Konuk Yazar-Aydınlarocagı.org
Prof.Dr.Mustafa Erkal-Aydınlar Ocağı Genel Başkanı
18 Ekim 2011
Anayasa Tuzağı ve ''Emperyal Devlet''
Yeni Anayasa çalışmalarında uzlaşma komisyonu işi aceleye getirmemelidir. Belirli bir tarihe kadar bu çalışmalar bitecek diyenlerin anlaşılan ellerinde hazır ve ısmarlama bir anayasa vardır. Yeni anayasa çalışmaları devletin ülkesi ve milleti ile bölünmez bütünlüğünü ortadan kaldırmak ve ülkenin ve Türk Milletinin ufalanması amacı ile yapılmaz. Devletin üniter yapısı, ülkesi ve milleti ile bölünmez bütünlüğü, Türk Milleti, Türk kimliği, milliyetçilik gibi kavramları ve Türkiye Cumhuriyetini kuran iradeyi içlerine sindiremeyenlere teslim olunmamalıdır. Anayasanın başlangıç kısmının tartışılacak bir tarafı yoktur. Ancak, etnik ırkçı ve etnik özürlü olanlar bundan rahatsız olabilir. Türklük ve Türk kimliği etnik bir sıfat değildir ki, etnik çağrışım yapabilsin. Türk Milleti milletleşme sürecinden geriye döndürülüp etnik ve mezhep asabiyetine, taassubuna teslim edilmemelidir. Demokrasi ile milletleşme arasında çok yakın bir bağ vardır. Demokrasi ile ırkçılık bağdaşmaz. Etnik ırkçılığa teslim olacak bir anayasa hazırlık çalışmasını kimse demokratik diye yutturmaya kalkmasın. Farklılıklar bütünü zedelemediği ölçüde demokrasi işleyebilir.
Anayasada modası geçmiş, Batılı ülkelerin bile artık uzaklaştığı çok kültürlülüğü çağrıştıran ifadelere ve grup haklarına yer verilmemelidir. Kolektif haklar değil; her fert için eşit, geçerli hak ve hürriyetler esastır. 1982 Anayasasının 66. Maddesi ayrımcılığı, etnik taassubu ve etnosantrizmi reddeder. Türkiye Cumhuriyeti vatandaşlarını bütünü ile milli kimlikte kucaklamak en isabetli yoldur. Türkiyelilik saçmalamaları aynı coğrafyayı paylaşmanın ötesinde kültürel bir kimlik olamaz. Anayasal vatandaşlık gibi özentiler de ismi konmamış bir çocuk veya cami avlusunda bulunmuş bir bebek gibidir.

####

Yazıya göre 1982 Anayasasının hangi maddesi ayrımcılığı, etnik taassubu ve etnosantrizmi reddeder? Bundan sonraki satırların yazıyla bir ilgisi yoktur.

Bir derlemeden kayıtlar:

####

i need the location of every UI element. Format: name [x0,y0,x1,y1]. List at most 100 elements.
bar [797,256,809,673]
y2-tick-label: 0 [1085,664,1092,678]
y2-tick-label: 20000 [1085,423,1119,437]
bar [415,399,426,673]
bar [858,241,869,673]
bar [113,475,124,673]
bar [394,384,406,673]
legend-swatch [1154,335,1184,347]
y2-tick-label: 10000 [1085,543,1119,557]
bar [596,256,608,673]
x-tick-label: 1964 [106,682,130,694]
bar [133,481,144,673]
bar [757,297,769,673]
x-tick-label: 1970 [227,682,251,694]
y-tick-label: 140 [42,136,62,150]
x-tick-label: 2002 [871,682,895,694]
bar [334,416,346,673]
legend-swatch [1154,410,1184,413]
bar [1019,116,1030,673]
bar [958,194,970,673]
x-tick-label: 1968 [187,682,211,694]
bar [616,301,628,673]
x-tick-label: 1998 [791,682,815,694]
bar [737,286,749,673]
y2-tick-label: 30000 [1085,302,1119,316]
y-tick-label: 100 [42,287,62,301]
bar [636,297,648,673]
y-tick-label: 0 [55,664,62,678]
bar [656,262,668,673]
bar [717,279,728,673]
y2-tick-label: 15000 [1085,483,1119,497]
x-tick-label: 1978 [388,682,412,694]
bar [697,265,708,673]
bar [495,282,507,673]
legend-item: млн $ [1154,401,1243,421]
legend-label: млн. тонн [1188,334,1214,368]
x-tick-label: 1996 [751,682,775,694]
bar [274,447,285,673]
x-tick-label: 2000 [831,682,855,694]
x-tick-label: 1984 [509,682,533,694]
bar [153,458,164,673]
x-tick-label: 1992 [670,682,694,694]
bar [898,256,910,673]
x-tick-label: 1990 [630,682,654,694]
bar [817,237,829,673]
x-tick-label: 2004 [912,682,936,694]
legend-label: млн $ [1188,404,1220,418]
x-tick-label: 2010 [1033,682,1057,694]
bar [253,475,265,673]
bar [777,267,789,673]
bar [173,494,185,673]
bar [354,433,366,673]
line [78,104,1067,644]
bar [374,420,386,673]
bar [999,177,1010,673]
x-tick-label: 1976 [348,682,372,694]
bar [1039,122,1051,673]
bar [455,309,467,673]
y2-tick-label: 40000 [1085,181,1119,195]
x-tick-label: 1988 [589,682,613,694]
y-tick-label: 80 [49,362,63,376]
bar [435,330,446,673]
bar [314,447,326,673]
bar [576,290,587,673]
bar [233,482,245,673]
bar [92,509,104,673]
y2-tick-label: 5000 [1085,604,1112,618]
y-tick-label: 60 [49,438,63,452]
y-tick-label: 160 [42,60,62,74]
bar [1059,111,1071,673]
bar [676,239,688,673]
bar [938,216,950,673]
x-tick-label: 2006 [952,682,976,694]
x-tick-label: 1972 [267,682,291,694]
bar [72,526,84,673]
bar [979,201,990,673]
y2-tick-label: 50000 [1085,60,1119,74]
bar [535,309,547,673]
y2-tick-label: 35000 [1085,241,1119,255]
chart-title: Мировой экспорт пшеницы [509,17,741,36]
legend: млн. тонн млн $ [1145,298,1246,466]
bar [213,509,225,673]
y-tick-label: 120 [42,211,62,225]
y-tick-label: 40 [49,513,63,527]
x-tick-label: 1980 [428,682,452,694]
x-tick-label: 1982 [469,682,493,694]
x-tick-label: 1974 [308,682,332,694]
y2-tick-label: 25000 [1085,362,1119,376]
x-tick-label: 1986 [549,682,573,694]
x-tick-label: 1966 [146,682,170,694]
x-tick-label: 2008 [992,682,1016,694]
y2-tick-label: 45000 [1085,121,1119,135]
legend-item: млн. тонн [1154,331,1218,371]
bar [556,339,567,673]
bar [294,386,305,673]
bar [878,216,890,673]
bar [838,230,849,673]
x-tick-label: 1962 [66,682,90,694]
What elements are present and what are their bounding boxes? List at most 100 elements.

####

Yanıt.
66. maddesi.